**SHORT TASK**
Return the lines starting at the one containing "I need the location" and ending at the one containing "- code-cell[interactable]: [185, 317, 210, 336]", both included, with no changes.

##### INPUT RECORDS

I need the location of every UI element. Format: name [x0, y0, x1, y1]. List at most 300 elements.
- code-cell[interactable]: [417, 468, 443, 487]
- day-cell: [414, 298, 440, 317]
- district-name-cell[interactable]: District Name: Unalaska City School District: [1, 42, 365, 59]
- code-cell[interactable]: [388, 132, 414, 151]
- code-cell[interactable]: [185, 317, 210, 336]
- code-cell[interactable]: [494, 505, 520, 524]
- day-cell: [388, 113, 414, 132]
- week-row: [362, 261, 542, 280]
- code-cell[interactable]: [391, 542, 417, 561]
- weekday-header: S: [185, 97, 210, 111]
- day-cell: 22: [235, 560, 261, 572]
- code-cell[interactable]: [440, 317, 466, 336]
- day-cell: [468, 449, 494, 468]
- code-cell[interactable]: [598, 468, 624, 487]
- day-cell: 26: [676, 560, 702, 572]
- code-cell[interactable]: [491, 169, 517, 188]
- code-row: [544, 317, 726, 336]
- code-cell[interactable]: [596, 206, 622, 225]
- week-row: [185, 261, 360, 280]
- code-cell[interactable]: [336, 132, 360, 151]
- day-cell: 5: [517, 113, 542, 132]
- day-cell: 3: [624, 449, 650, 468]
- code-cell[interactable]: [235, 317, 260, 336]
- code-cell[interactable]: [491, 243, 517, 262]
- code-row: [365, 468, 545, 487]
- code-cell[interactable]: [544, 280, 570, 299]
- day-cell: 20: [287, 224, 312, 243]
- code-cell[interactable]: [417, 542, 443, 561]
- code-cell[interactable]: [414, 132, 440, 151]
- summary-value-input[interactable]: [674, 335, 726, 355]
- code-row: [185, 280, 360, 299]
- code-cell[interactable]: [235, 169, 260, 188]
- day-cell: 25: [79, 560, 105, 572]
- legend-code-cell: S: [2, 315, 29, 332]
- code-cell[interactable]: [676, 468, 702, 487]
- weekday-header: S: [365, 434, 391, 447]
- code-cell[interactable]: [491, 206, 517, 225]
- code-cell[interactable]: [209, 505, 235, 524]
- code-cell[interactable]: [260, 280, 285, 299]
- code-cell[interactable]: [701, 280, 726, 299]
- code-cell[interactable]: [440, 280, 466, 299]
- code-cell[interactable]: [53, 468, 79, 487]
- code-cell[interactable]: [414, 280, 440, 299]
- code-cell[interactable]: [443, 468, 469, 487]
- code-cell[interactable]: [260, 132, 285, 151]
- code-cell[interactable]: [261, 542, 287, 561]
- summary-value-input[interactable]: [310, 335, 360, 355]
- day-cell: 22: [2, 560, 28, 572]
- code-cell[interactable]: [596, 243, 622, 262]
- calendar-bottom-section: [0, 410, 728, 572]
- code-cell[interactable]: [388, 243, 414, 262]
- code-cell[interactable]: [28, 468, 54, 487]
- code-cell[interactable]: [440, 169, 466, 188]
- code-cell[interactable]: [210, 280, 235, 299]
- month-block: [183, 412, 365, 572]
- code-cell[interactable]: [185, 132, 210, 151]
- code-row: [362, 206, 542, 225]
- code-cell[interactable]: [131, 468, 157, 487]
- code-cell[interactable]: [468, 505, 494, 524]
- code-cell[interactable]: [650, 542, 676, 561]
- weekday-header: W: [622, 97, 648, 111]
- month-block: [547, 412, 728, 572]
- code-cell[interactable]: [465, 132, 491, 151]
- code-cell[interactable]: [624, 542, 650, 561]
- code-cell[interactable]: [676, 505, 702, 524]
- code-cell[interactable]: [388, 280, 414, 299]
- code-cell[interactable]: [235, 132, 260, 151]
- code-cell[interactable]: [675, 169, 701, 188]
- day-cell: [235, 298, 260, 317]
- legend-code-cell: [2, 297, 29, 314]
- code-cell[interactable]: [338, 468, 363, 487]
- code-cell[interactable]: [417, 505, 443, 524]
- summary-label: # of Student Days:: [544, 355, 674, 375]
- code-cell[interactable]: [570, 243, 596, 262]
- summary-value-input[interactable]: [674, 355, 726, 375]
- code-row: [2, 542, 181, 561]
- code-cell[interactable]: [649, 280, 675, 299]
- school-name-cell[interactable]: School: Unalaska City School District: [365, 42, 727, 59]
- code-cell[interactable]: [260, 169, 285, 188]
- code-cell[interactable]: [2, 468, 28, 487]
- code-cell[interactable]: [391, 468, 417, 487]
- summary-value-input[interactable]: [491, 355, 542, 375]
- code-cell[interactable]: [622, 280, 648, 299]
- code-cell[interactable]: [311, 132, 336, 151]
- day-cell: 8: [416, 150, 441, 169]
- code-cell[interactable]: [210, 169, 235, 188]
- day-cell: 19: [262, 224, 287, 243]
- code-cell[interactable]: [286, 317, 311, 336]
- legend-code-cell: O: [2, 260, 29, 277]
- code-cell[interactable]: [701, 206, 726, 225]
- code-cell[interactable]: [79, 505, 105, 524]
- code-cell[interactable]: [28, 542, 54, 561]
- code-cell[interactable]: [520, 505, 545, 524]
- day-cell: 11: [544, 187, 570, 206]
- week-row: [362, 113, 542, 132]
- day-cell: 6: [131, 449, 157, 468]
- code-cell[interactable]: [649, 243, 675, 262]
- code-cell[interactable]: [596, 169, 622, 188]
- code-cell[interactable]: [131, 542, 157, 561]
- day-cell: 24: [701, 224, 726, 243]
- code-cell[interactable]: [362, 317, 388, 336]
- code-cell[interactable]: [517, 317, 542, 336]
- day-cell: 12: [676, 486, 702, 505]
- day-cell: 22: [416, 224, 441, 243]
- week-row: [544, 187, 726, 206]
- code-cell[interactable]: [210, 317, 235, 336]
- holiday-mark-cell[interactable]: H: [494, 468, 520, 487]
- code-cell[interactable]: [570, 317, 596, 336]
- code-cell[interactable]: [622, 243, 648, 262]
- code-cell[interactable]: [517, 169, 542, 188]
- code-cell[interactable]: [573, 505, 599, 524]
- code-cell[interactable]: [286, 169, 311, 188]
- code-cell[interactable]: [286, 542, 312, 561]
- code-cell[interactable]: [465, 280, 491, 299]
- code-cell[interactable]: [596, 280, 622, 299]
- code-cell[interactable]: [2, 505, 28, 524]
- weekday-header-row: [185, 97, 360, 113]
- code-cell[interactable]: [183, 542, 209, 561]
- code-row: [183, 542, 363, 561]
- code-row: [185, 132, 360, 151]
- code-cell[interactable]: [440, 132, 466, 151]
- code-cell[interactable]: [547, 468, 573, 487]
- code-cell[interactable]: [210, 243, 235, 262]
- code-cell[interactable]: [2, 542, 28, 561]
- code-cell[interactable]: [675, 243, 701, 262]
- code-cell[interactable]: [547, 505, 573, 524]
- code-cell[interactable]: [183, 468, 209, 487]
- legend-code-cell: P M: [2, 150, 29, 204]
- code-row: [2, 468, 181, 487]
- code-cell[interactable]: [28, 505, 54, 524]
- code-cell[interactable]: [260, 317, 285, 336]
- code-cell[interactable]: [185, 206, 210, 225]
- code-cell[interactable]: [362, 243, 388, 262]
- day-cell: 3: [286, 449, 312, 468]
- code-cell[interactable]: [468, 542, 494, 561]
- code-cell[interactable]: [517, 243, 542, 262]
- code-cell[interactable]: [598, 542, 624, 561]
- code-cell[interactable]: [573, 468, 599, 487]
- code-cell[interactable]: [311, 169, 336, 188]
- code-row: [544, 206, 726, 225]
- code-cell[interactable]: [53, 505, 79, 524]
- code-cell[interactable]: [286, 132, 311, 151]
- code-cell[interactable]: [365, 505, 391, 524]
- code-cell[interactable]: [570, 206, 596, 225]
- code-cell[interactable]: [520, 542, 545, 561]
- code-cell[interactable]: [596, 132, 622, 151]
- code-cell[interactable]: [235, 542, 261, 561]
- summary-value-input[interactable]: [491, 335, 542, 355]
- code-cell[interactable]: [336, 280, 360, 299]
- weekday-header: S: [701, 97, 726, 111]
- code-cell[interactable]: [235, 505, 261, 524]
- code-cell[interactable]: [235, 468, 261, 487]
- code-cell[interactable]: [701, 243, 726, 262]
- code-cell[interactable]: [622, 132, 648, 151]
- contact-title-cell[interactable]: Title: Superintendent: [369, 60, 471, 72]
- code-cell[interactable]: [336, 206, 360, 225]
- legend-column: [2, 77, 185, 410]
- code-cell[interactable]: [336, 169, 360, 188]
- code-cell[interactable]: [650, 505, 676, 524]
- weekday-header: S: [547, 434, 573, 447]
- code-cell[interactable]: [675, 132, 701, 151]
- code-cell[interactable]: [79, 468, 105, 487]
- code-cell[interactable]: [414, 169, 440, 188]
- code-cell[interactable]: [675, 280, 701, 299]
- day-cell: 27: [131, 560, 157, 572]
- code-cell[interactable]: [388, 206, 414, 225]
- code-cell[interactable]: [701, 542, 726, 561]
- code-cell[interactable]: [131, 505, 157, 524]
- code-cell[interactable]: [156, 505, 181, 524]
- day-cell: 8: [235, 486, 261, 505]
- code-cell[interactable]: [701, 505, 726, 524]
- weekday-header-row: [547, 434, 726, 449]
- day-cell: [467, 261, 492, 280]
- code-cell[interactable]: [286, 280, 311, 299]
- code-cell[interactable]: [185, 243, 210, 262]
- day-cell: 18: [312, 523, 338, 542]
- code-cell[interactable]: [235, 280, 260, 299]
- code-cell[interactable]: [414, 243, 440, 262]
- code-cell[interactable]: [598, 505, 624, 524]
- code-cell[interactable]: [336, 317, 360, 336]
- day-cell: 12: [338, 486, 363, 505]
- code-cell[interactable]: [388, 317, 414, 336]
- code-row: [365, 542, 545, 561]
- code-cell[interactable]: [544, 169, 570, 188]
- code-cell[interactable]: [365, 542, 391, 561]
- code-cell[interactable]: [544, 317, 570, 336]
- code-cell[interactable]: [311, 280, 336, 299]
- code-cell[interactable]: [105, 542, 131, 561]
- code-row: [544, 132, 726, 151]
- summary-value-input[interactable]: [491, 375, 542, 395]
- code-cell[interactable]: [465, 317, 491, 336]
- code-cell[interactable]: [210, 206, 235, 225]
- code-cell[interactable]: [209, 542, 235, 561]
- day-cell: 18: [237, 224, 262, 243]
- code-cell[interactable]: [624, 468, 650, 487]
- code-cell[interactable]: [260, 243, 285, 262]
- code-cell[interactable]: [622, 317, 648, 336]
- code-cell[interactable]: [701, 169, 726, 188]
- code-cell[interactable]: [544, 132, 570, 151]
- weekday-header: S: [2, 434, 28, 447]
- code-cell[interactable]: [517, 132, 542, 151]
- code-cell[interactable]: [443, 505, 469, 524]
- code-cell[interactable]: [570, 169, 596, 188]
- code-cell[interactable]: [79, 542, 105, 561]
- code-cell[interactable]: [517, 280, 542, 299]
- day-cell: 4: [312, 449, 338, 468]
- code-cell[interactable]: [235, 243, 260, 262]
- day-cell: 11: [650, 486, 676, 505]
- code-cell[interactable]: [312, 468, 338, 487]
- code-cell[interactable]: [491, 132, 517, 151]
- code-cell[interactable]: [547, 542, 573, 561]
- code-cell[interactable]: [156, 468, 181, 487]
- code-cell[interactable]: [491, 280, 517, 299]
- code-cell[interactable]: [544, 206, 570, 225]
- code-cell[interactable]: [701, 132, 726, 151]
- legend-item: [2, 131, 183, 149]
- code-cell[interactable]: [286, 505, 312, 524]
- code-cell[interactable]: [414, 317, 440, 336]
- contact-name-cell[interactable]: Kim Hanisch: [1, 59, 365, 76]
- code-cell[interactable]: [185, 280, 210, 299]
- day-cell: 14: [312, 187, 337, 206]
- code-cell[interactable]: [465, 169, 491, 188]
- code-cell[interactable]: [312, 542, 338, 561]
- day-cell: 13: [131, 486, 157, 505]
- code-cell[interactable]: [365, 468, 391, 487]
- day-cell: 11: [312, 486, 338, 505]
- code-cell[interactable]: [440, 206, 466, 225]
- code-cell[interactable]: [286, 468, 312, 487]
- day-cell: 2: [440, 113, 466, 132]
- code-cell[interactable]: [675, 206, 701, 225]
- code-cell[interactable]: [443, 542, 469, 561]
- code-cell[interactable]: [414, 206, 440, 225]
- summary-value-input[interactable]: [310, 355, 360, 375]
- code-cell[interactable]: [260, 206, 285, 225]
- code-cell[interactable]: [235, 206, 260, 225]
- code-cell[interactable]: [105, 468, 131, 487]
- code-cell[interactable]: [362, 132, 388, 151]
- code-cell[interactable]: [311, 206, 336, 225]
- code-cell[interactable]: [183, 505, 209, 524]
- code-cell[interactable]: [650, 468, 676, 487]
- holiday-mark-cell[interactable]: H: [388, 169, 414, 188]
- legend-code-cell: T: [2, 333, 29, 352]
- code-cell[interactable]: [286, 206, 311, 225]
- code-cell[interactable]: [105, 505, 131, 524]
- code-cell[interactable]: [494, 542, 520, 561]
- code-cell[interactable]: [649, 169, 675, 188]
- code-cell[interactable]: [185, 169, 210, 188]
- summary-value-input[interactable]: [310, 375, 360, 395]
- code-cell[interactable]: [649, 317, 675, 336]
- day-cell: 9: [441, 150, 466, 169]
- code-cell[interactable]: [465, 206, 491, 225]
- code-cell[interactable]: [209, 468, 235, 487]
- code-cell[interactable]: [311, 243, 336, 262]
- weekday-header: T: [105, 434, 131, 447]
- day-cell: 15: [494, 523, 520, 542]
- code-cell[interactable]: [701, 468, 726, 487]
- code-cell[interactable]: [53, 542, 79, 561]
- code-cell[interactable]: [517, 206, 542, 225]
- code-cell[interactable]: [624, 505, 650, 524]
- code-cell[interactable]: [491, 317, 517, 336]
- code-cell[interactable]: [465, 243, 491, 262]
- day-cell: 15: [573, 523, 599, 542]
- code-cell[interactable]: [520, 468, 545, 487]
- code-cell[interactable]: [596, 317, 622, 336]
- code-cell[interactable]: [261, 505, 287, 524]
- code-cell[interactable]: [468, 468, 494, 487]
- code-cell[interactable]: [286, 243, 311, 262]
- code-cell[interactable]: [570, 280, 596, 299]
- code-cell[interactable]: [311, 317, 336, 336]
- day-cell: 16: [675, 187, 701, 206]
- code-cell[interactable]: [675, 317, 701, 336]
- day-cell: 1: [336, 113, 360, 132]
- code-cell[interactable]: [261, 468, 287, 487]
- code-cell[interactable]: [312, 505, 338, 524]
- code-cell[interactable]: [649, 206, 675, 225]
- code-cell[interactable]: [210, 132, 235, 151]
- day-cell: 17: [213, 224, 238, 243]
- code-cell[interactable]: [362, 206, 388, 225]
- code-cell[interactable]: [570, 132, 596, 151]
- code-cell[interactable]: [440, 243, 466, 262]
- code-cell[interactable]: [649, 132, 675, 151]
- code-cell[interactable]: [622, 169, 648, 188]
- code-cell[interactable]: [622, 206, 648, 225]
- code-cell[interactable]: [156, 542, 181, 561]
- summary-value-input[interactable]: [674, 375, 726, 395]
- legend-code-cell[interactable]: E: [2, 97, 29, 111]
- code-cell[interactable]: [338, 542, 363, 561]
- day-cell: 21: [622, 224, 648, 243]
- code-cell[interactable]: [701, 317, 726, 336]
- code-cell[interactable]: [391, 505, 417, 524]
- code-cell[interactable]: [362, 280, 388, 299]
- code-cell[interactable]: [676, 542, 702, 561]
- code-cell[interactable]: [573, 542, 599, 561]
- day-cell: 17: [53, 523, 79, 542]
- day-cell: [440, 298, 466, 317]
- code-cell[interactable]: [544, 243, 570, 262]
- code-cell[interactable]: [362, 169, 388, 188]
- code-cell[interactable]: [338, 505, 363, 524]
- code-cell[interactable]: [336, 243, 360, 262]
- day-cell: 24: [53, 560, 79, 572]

##########
##### INPUT RECORDS

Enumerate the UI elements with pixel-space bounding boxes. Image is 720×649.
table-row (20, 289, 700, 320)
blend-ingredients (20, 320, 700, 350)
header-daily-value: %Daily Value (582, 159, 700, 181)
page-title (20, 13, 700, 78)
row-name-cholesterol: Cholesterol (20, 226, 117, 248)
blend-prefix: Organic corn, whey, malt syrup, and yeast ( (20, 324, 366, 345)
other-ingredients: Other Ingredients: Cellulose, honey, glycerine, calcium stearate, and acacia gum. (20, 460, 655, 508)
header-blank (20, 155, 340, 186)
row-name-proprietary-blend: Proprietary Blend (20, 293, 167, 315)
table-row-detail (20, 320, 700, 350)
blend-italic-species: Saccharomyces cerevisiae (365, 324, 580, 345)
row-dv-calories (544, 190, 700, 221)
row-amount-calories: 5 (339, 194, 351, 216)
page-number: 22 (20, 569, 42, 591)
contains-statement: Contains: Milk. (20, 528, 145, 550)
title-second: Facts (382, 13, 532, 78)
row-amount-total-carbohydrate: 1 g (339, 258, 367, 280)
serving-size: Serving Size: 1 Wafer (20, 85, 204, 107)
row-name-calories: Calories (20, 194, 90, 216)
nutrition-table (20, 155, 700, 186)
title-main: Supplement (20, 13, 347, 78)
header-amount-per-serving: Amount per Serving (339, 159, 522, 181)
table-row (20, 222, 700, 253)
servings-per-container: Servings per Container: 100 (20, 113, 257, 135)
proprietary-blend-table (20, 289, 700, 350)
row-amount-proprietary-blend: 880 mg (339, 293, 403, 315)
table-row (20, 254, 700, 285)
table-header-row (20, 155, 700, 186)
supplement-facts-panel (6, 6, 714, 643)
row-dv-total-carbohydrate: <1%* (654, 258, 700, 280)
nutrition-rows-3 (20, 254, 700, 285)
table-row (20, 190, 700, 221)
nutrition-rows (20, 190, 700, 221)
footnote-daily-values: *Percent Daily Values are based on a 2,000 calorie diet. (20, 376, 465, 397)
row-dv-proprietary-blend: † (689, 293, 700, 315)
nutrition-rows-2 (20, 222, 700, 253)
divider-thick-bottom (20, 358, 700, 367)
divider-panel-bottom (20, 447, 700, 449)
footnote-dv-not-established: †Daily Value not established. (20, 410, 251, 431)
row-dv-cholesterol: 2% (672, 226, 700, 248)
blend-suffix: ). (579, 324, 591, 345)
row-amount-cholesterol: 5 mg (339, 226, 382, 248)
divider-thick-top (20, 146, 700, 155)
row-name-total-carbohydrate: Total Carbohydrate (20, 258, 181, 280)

##########

**RESULT FOR THIS EXERCISE**
I need the location of every UI element. Format: name [x0, y0, x1, y1]. List at most 300 elements.
- code-cell[interactable]: [417, 468, 443, 487]
- day-cell: [414, 298, 440, 317]
- district-name-cell[interactable]: District Name: Unalaska City School District: [1, 42, 365, 59]
- code-cell[interactable]: [388, 132, 414, 151]
- code-cell[interactable]: [185, 317, 210, 336]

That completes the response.